= Short exercise =
How many lines of the entries below include the word "JSON"? Answer with the number alone.

= Records =
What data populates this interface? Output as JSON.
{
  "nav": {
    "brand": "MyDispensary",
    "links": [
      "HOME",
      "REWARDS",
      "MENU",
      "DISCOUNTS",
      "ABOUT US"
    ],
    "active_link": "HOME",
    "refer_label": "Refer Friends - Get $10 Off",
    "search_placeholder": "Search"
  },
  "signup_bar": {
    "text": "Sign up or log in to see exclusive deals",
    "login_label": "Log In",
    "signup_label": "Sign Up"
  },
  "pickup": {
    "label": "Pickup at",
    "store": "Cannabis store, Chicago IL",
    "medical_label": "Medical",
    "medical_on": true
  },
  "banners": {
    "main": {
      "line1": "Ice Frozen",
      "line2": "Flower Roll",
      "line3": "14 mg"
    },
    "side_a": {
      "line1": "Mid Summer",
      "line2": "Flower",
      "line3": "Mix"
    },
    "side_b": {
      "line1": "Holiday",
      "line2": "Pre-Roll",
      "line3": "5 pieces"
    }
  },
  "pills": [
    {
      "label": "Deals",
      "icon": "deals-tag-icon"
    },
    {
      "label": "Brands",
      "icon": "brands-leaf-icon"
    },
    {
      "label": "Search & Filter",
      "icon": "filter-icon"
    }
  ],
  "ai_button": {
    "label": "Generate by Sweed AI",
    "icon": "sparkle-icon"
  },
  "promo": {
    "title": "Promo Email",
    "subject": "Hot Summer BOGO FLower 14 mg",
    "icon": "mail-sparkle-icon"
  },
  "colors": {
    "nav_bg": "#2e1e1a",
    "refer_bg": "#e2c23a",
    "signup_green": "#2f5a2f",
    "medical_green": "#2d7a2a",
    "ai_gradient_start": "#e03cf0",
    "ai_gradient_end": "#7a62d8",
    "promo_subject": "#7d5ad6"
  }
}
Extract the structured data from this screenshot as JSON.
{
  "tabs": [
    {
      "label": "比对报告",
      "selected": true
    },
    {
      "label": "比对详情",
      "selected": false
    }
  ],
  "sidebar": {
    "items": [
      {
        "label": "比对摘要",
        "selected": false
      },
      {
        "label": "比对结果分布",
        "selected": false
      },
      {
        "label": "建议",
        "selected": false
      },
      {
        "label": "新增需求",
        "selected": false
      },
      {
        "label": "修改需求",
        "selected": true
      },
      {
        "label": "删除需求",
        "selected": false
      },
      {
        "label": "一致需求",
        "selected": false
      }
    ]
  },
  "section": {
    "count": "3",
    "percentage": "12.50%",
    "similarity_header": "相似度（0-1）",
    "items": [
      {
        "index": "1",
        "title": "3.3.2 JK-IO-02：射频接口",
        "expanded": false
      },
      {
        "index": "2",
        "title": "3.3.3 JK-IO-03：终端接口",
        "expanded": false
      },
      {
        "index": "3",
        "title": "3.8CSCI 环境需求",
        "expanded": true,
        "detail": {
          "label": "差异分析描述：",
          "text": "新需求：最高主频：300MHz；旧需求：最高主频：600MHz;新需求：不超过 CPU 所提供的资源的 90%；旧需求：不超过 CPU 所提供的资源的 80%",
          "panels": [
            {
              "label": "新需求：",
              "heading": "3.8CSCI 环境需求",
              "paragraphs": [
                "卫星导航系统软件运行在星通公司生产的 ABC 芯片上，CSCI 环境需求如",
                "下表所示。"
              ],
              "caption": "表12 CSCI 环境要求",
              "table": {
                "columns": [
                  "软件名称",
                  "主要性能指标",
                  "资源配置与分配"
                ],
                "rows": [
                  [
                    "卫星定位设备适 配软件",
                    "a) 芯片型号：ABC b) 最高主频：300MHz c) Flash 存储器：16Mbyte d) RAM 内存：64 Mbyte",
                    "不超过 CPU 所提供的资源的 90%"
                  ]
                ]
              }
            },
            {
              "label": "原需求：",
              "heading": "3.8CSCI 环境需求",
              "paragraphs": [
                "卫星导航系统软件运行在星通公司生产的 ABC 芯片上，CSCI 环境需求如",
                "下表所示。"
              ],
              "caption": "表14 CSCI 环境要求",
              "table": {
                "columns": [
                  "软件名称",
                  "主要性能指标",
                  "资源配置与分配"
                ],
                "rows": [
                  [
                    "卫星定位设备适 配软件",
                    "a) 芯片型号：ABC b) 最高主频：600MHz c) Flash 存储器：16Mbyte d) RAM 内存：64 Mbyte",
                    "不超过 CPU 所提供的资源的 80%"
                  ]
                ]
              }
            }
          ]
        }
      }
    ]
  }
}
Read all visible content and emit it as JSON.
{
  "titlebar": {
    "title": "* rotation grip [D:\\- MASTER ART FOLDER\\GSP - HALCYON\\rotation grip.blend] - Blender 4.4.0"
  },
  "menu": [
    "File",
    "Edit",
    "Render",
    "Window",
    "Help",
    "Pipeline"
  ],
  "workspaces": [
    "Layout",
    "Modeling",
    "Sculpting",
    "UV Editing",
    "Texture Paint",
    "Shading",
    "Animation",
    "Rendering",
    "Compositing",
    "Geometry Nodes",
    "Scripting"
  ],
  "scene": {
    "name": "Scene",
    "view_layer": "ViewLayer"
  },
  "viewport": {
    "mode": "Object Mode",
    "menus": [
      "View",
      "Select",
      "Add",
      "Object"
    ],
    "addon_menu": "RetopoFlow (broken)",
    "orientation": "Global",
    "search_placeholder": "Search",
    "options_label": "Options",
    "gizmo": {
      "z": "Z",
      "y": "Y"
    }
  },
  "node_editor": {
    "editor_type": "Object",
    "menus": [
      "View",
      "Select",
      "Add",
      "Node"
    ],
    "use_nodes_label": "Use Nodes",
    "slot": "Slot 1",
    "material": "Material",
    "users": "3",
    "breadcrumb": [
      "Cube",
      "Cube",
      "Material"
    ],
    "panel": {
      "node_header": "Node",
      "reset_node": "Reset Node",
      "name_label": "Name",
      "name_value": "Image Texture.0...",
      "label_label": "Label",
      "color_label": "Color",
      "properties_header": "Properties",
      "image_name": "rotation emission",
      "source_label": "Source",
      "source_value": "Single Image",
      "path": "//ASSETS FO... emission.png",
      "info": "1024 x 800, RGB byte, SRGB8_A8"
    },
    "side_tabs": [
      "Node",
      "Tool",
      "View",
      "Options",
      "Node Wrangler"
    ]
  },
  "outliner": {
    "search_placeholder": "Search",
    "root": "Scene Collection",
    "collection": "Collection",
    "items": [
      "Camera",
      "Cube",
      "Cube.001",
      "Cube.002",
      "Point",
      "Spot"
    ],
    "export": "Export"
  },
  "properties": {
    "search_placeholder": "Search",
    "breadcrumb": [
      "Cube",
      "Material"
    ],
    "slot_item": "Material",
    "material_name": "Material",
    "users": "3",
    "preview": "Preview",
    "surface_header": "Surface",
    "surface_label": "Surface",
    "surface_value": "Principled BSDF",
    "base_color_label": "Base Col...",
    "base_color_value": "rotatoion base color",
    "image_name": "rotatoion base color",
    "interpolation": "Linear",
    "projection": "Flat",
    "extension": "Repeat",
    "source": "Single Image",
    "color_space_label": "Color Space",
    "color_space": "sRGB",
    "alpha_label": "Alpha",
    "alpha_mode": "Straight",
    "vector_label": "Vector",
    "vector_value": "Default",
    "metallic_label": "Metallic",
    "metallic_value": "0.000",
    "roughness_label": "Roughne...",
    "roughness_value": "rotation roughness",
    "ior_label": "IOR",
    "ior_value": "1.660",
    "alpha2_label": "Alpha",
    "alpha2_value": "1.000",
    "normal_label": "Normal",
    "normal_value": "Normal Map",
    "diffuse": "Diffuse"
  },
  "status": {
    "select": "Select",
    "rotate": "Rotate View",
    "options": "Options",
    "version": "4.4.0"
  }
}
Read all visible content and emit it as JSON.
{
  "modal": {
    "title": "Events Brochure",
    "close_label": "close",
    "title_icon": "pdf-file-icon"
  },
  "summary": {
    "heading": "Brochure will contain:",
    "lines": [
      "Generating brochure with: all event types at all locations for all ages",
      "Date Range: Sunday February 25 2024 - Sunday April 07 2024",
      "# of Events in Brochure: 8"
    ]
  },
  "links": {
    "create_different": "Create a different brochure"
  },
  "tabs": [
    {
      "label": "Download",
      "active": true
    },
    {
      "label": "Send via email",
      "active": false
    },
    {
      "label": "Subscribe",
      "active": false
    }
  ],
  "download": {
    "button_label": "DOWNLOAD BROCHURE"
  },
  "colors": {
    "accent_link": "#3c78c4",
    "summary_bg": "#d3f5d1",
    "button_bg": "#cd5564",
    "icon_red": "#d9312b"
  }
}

= Solution for this task =
4